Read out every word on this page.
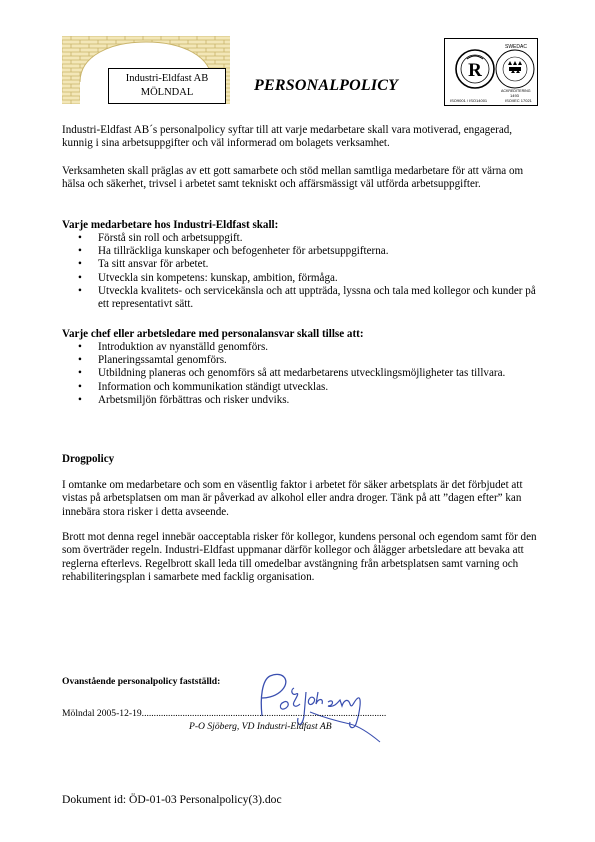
Industri-Eldfast AB
MÖLNDAL	PERSONALPOLICY
R
SWEDAC
ACKREDITERING
ISO9001 / ISO14001
1493
ISO/IEC 17021

Industri-Eldfast AB´s personalpolicy syftar till att varje medarbetare skall vara motiverad, engagerad, kunnig i sina arbetsuppgifter och väl informerad om bolagets verksamhet.

Verksamheten skall präglas av ett gott samarbete och stöd mellan samtliga medarbetare för att värna om hälsa och säkerhet, trivsel i arbetet samt tekniskt och affärsmässigt väl utförda arbetsuppgifter.

Varje medarbetare hos Industri-Eldfast skall:
• Förstå sin roll och arbetsuppgift.
• Ha tillräckliga kunskaper och befogenheter för arbetsuppgifterna.
• Ta sitt ansvar för arbetet.
• Utveckla sin kompetens: kunskap, ambition, förmåga.
• Utveckla kvalitets- och servicekänsla och att uppträda, lyssna och tala med kollegor och kunder på ett representativt sätt.
Varje chef eller arbetsledare med personalansvar skall tillse att:
• Introduktion av nyanställd genomförs.
• Planeringssamtal genomförs.
• Utbildning planeras och genomförs så att medarbetarens utvecklingsmöjligheter tas tillvara.
• Information och kommunikation ständigt utvecklas.
• Arbetsmiljön förbättras och risker undviks.
Drogpolicy

I omtanke om medarbetare och som en väsentlig faktor i arbetet för säker arbetsplats är det förbjudet att vistas på arbetsplatsen om man är påverkad av alkohol eller andra droger. Tänk på att ”dagen efter” kan innebära stora risker i detta avseende.

Brott mot denna regel innebär oacceptabla risker för kollegor, kundens personal och egendom samt för den som överträder regeln. Industri-Eldfast uppmanar därför kollegor och ålägger arbetsledare att bevaka att reglerna efterlevs. Regelbrott skall leda till omedelbar avstängning från arbetsplatsen samt varning och rehabiliteringsplan i samarbete med facklig organisation.

Ovanstående personalpolicy fastställd:
Mölndal 2005-12-19......................................................................................................
P-O Sjöberg, VD Industri-Eldfast AB
Dokument id: ÖD-01-03 Personalpolicy(3).doc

TASK REQUIREMENTS =
Give only the number of lines in the entries that contain "samarbete".

WRITTEN RESPONSE =
2